EXERCISE BRIEF — Seek out every line containing the word "desc", and copy each.
[begin SUPPLIED MATERIAL]
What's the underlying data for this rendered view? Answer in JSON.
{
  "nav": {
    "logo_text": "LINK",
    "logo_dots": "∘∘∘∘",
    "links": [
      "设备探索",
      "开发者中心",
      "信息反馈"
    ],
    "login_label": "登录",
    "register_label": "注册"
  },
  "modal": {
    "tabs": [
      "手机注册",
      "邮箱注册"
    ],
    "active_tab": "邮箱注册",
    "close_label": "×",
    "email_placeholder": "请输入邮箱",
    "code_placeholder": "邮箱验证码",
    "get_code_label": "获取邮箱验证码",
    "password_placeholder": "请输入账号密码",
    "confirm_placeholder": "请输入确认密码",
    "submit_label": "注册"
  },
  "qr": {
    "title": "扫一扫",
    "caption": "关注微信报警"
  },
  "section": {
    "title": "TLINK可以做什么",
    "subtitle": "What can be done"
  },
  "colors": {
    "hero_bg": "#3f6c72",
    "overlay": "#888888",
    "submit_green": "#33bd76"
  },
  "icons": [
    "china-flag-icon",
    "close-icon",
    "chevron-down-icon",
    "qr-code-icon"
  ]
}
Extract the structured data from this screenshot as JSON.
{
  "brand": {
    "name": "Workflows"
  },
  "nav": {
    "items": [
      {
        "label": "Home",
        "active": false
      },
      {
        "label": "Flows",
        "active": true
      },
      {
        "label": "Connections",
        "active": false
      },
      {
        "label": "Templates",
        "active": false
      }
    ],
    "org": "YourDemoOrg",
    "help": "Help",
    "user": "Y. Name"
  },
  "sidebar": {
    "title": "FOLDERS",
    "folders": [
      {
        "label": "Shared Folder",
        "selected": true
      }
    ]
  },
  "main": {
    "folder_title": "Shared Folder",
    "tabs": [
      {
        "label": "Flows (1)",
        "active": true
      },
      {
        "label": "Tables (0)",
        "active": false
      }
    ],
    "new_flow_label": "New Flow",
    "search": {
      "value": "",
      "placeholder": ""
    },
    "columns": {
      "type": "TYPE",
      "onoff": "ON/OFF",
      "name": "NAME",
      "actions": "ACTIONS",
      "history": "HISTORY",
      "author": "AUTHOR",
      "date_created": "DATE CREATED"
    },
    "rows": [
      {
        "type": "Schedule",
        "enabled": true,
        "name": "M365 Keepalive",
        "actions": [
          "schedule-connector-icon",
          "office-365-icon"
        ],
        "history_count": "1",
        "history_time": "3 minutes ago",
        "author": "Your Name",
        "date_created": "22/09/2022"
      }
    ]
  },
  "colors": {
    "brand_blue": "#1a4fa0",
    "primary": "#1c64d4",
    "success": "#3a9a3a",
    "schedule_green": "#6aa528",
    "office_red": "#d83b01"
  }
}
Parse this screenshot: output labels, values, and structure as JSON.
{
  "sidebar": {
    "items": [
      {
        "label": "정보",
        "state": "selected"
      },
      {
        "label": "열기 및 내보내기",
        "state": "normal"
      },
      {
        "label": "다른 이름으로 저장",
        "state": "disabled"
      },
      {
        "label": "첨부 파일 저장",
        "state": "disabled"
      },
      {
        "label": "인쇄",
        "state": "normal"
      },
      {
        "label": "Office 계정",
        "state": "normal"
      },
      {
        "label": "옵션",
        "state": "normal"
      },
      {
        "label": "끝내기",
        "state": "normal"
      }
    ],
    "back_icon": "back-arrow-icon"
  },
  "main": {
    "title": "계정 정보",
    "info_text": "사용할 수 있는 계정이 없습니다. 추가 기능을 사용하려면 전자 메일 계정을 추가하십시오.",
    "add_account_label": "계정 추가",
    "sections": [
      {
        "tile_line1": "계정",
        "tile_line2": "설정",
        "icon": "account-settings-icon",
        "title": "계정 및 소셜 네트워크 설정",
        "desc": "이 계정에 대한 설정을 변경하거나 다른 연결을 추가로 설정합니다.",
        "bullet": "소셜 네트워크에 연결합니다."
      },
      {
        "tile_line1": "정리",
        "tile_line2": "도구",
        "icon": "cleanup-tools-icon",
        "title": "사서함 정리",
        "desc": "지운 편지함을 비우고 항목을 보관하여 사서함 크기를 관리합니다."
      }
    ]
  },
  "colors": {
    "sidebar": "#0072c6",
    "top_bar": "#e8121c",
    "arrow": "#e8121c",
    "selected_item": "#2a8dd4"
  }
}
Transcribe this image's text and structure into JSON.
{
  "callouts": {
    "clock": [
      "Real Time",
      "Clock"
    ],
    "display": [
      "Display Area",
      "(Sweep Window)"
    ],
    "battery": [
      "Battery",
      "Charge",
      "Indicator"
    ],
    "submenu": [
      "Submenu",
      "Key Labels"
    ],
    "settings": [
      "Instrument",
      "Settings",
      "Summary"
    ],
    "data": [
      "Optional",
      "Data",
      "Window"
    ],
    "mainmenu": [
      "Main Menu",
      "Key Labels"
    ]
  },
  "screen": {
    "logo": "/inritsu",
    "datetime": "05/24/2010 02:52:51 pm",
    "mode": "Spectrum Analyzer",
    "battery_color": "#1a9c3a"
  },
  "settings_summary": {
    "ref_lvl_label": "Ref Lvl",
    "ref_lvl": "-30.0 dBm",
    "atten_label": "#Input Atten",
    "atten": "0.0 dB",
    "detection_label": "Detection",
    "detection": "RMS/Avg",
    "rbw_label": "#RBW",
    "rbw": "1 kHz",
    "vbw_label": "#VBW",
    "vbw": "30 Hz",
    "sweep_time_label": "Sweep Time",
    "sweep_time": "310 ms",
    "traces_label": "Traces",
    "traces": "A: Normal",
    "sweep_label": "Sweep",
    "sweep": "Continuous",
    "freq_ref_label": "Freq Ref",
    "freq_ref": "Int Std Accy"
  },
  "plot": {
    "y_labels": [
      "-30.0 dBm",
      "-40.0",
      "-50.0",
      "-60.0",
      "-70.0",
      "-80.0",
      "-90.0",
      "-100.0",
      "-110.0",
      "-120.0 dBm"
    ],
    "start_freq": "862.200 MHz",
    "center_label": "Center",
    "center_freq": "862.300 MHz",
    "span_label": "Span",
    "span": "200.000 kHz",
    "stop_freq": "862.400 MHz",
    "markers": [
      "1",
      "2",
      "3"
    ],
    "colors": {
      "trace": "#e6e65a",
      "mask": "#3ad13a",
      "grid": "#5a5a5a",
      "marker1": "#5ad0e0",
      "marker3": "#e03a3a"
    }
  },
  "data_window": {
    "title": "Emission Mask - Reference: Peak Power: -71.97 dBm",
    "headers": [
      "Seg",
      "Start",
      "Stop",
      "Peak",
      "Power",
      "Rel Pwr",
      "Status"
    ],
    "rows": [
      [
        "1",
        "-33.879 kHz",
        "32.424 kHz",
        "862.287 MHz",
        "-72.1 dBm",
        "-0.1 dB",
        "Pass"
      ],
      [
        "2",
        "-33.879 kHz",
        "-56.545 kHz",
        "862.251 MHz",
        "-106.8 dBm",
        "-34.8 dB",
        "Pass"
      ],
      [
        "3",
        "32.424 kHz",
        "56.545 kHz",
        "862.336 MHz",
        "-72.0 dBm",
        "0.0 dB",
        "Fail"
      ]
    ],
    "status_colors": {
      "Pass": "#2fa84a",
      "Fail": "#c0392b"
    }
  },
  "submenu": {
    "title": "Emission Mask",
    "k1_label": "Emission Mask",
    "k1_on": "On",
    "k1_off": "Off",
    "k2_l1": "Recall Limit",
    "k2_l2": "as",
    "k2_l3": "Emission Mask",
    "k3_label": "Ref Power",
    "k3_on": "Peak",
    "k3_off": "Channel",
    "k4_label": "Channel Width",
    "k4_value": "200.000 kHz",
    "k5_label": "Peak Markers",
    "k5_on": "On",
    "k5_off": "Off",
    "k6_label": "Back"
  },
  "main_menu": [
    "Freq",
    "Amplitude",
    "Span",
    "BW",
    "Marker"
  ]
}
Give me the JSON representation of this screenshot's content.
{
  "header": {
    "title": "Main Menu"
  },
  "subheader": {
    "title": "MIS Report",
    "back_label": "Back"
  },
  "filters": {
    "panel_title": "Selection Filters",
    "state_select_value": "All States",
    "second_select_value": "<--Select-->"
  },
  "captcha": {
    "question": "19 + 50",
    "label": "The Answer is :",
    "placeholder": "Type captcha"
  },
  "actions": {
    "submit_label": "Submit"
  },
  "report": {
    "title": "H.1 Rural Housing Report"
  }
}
[end SUPPLIED MATERIAL]
OUTPUT OF THE EXERCISE —
        "desc": "이 계정에 대한 설정을 변경하거나 다른 연결을 추가로 설정합니다.",
        "desc": "지운 편지함을 비우고 항목을 보관하여 사서함 크기를 관리합니다."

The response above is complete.